_RECORDS FOR THIS EXERCISE:_
******

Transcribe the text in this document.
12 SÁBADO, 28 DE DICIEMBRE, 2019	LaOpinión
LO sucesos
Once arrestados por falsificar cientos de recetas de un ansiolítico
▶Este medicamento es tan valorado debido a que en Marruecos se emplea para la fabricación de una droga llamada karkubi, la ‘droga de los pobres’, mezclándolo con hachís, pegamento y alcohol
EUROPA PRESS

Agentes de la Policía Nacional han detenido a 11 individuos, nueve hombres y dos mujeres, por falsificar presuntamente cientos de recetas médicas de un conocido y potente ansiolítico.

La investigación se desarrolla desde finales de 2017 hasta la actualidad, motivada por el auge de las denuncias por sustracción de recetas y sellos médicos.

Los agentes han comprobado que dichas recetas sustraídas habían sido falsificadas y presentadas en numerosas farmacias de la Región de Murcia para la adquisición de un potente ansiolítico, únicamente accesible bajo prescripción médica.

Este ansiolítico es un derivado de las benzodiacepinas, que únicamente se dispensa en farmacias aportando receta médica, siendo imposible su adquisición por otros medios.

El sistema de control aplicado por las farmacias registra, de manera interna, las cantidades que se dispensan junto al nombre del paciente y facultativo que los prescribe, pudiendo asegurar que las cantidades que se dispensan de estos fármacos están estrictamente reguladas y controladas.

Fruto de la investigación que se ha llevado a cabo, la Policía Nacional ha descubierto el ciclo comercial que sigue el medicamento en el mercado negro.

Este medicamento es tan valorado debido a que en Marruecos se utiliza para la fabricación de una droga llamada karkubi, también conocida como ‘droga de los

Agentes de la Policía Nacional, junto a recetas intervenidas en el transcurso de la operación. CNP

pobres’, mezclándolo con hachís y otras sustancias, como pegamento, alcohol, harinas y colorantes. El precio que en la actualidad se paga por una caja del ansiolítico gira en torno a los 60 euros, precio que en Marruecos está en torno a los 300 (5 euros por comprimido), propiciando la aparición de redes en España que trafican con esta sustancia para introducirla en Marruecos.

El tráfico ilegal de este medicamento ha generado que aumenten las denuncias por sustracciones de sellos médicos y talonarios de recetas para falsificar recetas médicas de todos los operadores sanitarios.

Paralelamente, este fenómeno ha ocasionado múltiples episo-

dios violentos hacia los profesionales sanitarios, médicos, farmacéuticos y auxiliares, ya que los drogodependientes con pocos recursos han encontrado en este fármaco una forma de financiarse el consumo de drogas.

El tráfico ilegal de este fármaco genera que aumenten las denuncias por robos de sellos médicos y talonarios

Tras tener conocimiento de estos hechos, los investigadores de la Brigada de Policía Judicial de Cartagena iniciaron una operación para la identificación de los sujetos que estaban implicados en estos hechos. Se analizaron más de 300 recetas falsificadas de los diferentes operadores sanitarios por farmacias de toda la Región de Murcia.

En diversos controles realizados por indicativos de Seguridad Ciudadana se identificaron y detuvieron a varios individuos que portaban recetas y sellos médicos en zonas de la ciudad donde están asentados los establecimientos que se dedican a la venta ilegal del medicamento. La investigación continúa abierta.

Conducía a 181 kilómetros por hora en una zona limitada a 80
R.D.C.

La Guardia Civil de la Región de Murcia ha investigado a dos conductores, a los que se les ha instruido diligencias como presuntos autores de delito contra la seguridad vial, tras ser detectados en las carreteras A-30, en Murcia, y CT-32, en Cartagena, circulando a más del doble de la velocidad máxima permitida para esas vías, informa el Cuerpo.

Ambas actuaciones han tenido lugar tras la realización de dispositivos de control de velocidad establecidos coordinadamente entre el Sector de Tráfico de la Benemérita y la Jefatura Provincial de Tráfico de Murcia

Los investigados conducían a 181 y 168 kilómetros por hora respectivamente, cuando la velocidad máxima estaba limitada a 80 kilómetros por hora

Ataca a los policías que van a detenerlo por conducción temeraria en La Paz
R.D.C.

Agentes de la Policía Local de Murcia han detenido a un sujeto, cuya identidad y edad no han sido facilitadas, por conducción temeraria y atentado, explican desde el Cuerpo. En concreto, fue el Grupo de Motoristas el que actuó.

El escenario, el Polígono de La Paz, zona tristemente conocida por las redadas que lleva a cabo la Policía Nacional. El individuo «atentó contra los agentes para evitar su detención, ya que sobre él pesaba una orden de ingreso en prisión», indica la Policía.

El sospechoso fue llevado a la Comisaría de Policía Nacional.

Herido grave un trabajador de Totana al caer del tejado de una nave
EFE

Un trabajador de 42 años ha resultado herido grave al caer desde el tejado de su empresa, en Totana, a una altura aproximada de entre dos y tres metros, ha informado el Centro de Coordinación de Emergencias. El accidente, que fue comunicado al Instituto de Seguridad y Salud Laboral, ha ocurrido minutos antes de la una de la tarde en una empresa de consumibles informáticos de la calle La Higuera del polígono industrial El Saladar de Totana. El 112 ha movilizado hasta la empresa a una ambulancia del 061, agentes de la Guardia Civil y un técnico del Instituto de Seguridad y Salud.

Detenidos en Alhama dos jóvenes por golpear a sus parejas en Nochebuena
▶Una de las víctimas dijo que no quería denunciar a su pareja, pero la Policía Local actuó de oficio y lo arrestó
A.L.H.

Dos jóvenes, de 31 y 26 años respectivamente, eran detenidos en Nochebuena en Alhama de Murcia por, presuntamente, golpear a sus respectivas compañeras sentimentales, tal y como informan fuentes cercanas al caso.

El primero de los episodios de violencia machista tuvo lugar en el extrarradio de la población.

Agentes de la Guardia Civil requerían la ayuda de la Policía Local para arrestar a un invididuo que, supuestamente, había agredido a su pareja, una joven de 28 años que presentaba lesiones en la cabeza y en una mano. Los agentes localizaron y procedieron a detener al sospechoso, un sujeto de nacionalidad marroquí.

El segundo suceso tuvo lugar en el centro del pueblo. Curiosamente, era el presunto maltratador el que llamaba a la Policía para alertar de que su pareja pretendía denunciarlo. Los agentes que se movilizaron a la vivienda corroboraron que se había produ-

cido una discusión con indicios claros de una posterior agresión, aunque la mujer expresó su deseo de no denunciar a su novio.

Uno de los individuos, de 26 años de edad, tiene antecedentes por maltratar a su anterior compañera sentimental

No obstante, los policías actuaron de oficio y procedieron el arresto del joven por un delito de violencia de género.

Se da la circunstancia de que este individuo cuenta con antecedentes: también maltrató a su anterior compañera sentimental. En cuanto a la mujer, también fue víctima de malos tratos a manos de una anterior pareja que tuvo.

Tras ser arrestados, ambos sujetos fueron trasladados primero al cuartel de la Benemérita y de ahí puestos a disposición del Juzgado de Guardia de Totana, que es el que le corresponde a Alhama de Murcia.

******

In the records above, find each line that holds the word "pegamento"; copy all such lines.

▶Este medicamento es tan valorado debido a que en Marruecos se emplea para la fabricación de una droga llamada karkubi, la ‘droga de los pobres’, mezclándolo con hachís, pegamento y alcohol
pobres’, mezclándolo con hachís y otras sustancias, como pegamento, alcohol, harinas y colorantes. El precio que en la actualidad se paga por una caja del ansiolítico gira en torno a los 60 euros, precio que en Marruecos está en torno a los 300 (5 euros por comprimido), propiciando la aparición de redes en España que trafican con esta sustancia para introducirla en Marruecos.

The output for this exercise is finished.